┌─ Exercise inputs

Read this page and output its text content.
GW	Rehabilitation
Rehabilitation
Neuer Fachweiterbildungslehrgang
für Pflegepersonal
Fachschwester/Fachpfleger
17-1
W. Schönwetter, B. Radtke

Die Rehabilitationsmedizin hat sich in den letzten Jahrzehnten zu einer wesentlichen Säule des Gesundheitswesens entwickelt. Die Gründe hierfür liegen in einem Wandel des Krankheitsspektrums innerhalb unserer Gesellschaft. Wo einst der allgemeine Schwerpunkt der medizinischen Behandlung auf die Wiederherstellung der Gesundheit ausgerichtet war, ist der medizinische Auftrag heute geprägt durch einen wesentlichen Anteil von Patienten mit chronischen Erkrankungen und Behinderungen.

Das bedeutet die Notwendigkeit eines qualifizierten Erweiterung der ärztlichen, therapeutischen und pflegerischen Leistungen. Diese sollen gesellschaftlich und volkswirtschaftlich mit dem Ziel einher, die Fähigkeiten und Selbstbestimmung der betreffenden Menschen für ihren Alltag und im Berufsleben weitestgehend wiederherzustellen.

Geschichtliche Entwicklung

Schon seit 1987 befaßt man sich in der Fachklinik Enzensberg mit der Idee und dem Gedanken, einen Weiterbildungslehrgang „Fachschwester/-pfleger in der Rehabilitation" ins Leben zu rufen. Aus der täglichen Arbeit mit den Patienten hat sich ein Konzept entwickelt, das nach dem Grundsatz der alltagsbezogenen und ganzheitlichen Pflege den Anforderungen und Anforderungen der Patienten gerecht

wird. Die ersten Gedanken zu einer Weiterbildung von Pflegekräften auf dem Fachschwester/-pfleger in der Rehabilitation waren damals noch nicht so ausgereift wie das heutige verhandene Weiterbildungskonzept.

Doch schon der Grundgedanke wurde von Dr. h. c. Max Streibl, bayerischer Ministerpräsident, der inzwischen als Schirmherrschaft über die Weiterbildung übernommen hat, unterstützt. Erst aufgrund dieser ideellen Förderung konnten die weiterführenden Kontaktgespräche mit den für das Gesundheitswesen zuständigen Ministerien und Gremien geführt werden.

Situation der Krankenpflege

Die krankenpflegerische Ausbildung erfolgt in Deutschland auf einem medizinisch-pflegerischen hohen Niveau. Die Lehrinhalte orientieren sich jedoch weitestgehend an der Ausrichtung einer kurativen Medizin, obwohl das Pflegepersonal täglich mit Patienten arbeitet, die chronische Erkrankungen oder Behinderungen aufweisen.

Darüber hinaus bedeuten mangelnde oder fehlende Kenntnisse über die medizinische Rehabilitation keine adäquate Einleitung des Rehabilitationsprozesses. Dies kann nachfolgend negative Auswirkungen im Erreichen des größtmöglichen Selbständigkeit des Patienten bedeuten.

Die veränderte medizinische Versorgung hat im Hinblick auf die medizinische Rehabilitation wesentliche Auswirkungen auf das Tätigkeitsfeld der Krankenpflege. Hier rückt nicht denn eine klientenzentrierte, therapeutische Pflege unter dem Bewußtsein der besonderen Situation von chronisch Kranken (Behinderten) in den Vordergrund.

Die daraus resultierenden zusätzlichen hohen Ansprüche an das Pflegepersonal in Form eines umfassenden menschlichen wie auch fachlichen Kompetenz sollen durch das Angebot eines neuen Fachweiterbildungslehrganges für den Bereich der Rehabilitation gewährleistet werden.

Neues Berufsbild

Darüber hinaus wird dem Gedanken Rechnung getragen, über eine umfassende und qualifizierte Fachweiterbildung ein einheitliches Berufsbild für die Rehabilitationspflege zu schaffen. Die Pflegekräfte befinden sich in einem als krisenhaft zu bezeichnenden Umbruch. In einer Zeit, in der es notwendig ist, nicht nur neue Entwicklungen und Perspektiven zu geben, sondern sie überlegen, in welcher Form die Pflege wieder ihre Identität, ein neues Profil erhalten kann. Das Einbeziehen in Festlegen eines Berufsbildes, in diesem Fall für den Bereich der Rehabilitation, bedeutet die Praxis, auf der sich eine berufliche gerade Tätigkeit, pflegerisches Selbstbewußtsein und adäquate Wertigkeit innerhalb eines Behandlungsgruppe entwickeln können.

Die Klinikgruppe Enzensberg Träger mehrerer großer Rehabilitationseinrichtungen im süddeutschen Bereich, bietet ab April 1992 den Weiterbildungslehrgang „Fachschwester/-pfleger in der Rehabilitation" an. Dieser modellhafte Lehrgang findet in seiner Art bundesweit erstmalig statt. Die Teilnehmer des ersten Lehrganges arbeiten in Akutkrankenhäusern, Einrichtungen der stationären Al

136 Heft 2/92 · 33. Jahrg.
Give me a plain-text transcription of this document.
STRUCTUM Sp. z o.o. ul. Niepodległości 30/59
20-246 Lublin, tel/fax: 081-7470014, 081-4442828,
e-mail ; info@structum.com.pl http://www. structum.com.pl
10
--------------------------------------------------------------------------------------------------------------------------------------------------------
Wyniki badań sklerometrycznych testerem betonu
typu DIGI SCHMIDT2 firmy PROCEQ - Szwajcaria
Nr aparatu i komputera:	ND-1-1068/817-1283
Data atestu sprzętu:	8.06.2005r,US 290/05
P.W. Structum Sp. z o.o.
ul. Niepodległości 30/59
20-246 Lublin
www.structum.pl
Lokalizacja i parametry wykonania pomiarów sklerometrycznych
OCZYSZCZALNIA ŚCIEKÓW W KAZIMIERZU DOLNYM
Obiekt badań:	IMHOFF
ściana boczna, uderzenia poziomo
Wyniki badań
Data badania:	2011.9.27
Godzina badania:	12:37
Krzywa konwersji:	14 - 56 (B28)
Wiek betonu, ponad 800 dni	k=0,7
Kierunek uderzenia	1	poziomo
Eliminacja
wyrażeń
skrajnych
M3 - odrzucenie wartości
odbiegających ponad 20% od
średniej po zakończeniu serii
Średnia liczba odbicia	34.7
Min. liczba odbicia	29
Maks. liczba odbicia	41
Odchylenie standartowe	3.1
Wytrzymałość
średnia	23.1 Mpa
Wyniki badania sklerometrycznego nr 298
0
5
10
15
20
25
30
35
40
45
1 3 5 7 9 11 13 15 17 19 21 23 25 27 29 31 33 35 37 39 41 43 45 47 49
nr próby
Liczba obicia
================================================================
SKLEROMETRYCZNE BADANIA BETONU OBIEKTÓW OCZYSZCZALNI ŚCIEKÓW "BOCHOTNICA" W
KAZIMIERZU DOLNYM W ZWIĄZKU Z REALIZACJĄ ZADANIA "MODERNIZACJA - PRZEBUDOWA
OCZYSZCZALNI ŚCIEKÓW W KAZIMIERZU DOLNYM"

└─

-- Task goal --
Write the whole listing out again. Keep every line exactly as it is.

-- The solution --
Read this page and output its text content.
GW	Rehabilitation
Rehabilitation
Neuer Fachweiterbildungslehrgang
für Pflegepersonal
Fachschwester/Fachpfleger
17-1
W. Schönwetter, B. Radtke

Die Rehabilitationsmedizin hat sich in den letzten Jahrzehnten zu einer wesentlichen Säule des Gesundheitswesens entwickelt. Die Gründe hierfür liegen in einem Wandel des Krankheitsspektrums innerhalb unserer Gesellschaft. Wo einst der allgemeine Schwerpunkt der medizinischen Behandlung auf die Wiederherstellung der Gesundheit ausgerichtet war, ist der medizinische Auftrag heute geprägt durch einen wesentlichen Anteil von Patienten mit chronischen Erkrankungen und Behinderungen.

Das bedeutet die Notwendigkeit eines qualifizierten Erweiterung der ärztlichen, therapeutischen und pflegerischen Leistungen. Diese sollen gesellschaftlich und volkswirtschaftlich mit dem Ziel einher, die Fähigkeiten und Selbstbestimmung der betreffenden Menschen für ihren Alltag und im Berufsleben weitestgehend wiederherzustellen.

Geschichtliche Entwicklung

Schon seit 1987 befaßt man sich in der Fachklinik Enzensberg mit der Idee und dem Gedanken, einen Weiterbildungslehrgang „Fachschwester/-pfleger in der Rehabilitation" ins Leben zu rufen. Aus der täglichen Arbeit mit den Patienten hat sich ein Konzept entwickelt, das nach dem Grundsatz der alltagsbezogenen und ganzheitlichen Pflege den Anforderungen und Anforderungen der Patienten gerecht

wird. Die ersten Gedanken zu einer Weiterbildung von Pflegekräften auf dem Fachschwester/-pfleger in der Rehabilitation waren damals noch nicht so ausgereift wie das heutige verhandene Weiterbildungskonzept.

Doch schon der Grundgedanke wurde von Dr. h. c. Max Streibl, bayerischer Ministerpräsident, der inzwischen als Schirmherrschaft über die Weiterbildung übernommen hat, unterstützt. Erst aufgrund dieser ideellen Förderung konnten die weiterführenden Kontaktgespräche mit den für das Gesundheitswesen zuständigen Ministerien und Gremien geführt werden.

Situation der Krankenpflege

Die krankenpflegerische Ausbildung erfolgt in Deutschland auf einem medizinisch-pflegerischen hohen Niveau. Die Lehrinhalte orientieren sich jedoch weitestgehend an der Ausrichtung einer kurativen Medizin, obwohl das Pflegepersonal täglich mit Patienten arbeitet, die chronische Erkrankungen oder Behinderungen aufweisen.

Darüber hinaus bedeuten mangelnde oder fehlende Kenntnisse über die medizinische Rehabilitation keine adäquate Einleitung des Rehabilitationsprozesses. Dies kann nachfolgend negative Auswirkungen im Erreichen des größtmöglichen Selbständigkeit des Patienten bedeuten.

Die veränderte medizinische Versorgung hat im Hinblick auf die medizinische Rehabilitation wesentliche Auswirkungen auf das Tätigkeitsfeld der Krankenpflege. Hier rückt nicht denn eine klientenzentrierte, therapeutische Pflege unter dem Bewußtsein der besonderen Situation von chronisch Kranken (Behinderten) in den Vordergrund.

Die daraus resultierenden zusätzlichen hohen Ansprüche an das Pflegepersonal in Form eines umfassenden menschlichen wie auch fachlichen Kompetenz sollen durch das Angebot eines neuen Fachweiterbildungslehrganges für den Bereich der Rehabilitation gewährleistet werden.

Neues Berufsbild

Darüber hinaus wird dem Gedanken Rechnung getragen, über eine umfassende und qualifizierte Fachweiterbildung ein einheitliches Berufsbild für die Rehabilitationspflege zu schaffen. Die Pflegekräfte befinden sich in einem als krisenhaft zu bezeichnenden Umbruch. In einer Zeit, in der es notwendig ist, nicht nur neue Entwicklungen und Perspektiven zu geben, sondern sie überlegen, in welcher Form die Pflege wieder ihre Identität, ein neues Profil erhalten kann. Das Einbeziehen in Festlegen eines Berufsbildes, in diesem Fall für den Bereich der Rehabilitation, bedeutet die Praxis, auf der sich eine berufliche gerade Tätigkeit, pflegerisches Selbstbewußtsein und adäquate Wertigkeit innerhalb eines Behandlungsgruppe entwickeln können.

Die Klinikgruppe Enzensberg Träger mehrerer großer Rehabilitationseinrichtungen im süddeutschen Bereich, bietet ab April 1992 den Weiterbildungslehrgang „Fachschwester/-pfleger in der Rehabilitation" an. Dieser modellhafte Lehrgang findet in seiner Art bundesweit erstmalig statt. Die Teilnehmer des ersten Lehrganges arbeiten in Akutkrankenhäusern, Einrichtungen der stationären Al

136 Heft 2/92 · 33. Jahrg.
Give me a plain-text transcription of this document.
STRUCTUM Sp. z o.o. ul. Niepodległości 30/59
20-246 Lublin, tel/fax: 081-7470014, 081-4442828,
e-mail ; info@structum.com.pl http://www. structum.com.pl
10
--------------------------------------------------------------------------------------------------------------------------------------------------------
Wyniki badań sklerometrycznych testerem betonu
typu DIGI SCHMIDT2 firmy PROCEQ - Szwajcaria
Nr aparatu i komputera:	ND-1-1068/817-1283
Data atestu sprzętu:	8.06.2005r,US 290/05
P.W. Structum Sp. z o.o.
ul. Niepodległości 30/59
20-246 Lublin
www.structum.pl
Lokalizacja i parametry wykonania pomiarów sklerometrycznych
OCZYSZCZALNIA ŚCIEKÓW W KAZIMIERZU DOLNYM
Obiekt badań:	IMHOFF
ściana boczna, uderzenia poziomo
Wyniki badań
Data badania:	2011.9.27
Godzina badania:	12:37
Krzywa konwersji:	14 - 56 (B28)
Wiek betonu, ponad 800 dni	k=0,7
Kierunek uderzenia	1	poziomo
Eliminacja
wyrażeń
skrajnych
M3 - odrzucenie wartości
odbiegających ponad 20% od
średniej po zakończeniu serii
Średnia liczba odbicia	34.7
Min. liczba odbicia	29
Maks. liczba odbicia	41
Odchylenie standartowe	3.1
Wytrzymałość
średnia	23.1 Mpa
Wyniki badania sklerometrycznego nr 298
0
5
10
15
20
25
30
35
40
45
1 3 5 7 9 11 13 15 17 19 21 23 25 27 29 31 33 35 37 39 41 43 45 47 49
nr próby
Liczba obicia
================================================================
SKLEROMETRYCZNE BADANIA BETONU OBIEKTÓW OCZYSZCZALNI ŚCIEKÓW "BOCHOTNICA" W
KAZIMIERZU DOLNYM W ZWIĄZKU Z REALIZACJĄ ZADANIA "MODERNIZACJA - PRZEBUDOWA
OCZYSZCZALNI ŚCIEKÓW W KAZIMIERZU DOLNYM"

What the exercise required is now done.